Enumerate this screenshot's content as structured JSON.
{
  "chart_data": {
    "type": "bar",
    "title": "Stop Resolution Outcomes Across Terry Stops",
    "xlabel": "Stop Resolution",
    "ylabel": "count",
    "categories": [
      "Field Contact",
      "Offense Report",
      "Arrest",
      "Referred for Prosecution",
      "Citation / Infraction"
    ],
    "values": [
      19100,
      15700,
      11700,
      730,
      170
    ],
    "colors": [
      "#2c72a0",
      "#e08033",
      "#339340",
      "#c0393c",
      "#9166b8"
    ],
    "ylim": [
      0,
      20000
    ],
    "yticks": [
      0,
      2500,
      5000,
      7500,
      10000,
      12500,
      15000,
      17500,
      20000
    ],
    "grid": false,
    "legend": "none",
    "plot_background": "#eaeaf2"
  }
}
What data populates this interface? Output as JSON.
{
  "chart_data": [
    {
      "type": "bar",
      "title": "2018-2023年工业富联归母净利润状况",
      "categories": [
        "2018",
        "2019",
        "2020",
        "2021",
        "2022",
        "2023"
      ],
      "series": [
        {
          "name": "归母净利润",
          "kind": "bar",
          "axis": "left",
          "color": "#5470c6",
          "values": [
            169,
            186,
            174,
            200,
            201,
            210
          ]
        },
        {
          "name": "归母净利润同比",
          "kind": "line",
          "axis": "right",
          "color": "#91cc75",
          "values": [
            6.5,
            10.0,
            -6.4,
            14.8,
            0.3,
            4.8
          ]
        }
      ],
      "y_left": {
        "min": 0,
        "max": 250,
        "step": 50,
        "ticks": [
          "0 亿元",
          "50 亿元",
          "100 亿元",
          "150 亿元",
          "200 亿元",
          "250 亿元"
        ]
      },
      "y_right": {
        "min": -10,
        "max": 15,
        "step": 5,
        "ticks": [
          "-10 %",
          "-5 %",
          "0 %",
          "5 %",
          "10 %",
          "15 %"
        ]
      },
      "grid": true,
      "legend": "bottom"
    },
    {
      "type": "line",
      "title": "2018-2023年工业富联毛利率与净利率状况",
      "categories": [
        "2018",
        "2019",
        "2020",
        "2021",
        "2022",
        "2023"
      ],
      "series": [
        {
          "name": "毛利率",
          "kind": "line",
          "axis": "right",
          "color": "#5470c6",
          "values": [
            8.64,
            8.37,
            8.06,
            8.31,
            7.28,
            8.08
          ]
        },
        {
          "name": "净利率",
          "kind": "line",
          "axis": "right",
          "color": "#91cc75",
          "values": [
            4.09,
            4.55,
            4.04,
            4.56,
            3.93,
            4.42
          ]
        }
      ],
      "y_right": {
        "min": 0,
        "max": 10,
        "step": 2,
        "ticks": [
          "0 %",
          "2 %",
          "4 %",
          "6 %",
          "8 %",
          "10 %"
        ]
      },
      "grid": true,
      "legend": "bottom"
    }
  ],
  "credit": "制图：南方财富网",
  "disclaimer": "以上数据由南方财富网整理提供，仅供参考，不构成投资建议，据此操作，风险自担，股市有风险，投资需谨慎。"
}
......
PROBLEM DESCRIPTION
Once more, set down the full listing, verbatim.

SOLUTION TO THIS PROBLEM
Enumerate this screenshot's content as structured JSON.
{
  "chart_data": {
    "type": "bar",
    "title": "Stop Resolution Outcomes Across Terry Stops",
    "xlabel": "Stop Resolution",
    "ylabel": "count",
    "categories": [
      "Field Contact",
      "Offense Report",
      "Arrest",
      "Referred for Prosecution",
      "Citation / Infraction"
    ],
    "values": [
      19100,
      15700,
      11700,
      730,
      170
    ],
    "colors": [
      "#2c72a0",
      "#e08033",
      "#339340",
      "#c0393c",
      "#9166b8"
    ],
    "ylim": [
      0,
      20000
    ],
    "yticks": [
      0,
      2500,
      5000,
      7500,
      10000,
      12500,
      15000,
      17500,
      20000
    ],
    "grid": false,
    "legend": "none",
    "plot_background": "#eaeaf2"
  }
}
What data populates this interface? Output as JSON.
{
  "chart_data": [
    {
      "type": "bar",
      "title": "2018-2023年工业富联归母净利润状况",
      "categories": [
        "2018",
        "2019",
        "2020",
        "2021",
        "2022",
        "2023"
      ],
      "series": [
        {
          "name": "归母净利润",
          "kind": "bar",
          "axis": "left",
          "color": "#5470c6",
          "values": [
            169,
            186,
            174,
            200,
            201,
            210
          ]
        },
        {
          "name": "归母净利润同比",
          "kind": "line",
          "axis": "right",
          "color": "#91cc75",
          "values": [
            6.5,
            10.0,
            -6.4,
            14.8,
            0.3,
            4.8
          ]
        }
      ],
      "y_left": {
        "min": 0,
        "max": 250,
        "step": 50,
        "ticks": [
          "0 亿元",
          "50 亿元",
          "100 亿元",
          "150 亿元",
          "200 亿元",
          "250 亿元"
        ]
      },
      "y_right": {
        "min": -10,
        "max": 15,
        "step": 5,
        "ticks": [
          "-10 %",
          "-5 %",
          "0 %",
          "5 %",
          "10 %",
          "15 %"
        ]
      },
      "grid": true,
      "legend": "bottom"
    },
    {
      "type": "line",
      "title": "2018-2023年工业富联毛利率与净利率状况",
      "categories": [
        "2018",
        "2019",
        "2020",
        "2021",
        "2022",
        "2023"
      ],
      "series": [
        {
          "name": "毛利率",
          "kind": "line",
          "axis": "right",
          "color": "#5470c6",
          "values": [
            8.64,
            8.37,
            8.06,
            8.31,
            7.28,
            8.08
          ]
        },
        {
          "name": "净利率",
          "kind": "line",
          "axis": "right",
          "color": "#91cc75",
          "values": [
            4.09,
            4.55,
            4.04,
            4.56,
            3.93,
            4.42
          ]
        }
      ],
      "y_right": {
        "min": 0,
        "max": 10,
        "step": 2,
        "ticks": [
          "0 %",
          "2 %",
          "4 %",
          "6 %",
          "8 %",
          "10 %"
        ]
      },
      "grid": true,
      "legend": "bottom"
    }
  ],
  "credit": "制图：南方财富网",
  "disclaimer": "以上数据由南方财富网整理提供，仅供参考，不构成投资建议，据此操作，风险自担，股市有风险，投资需谨慎。"
}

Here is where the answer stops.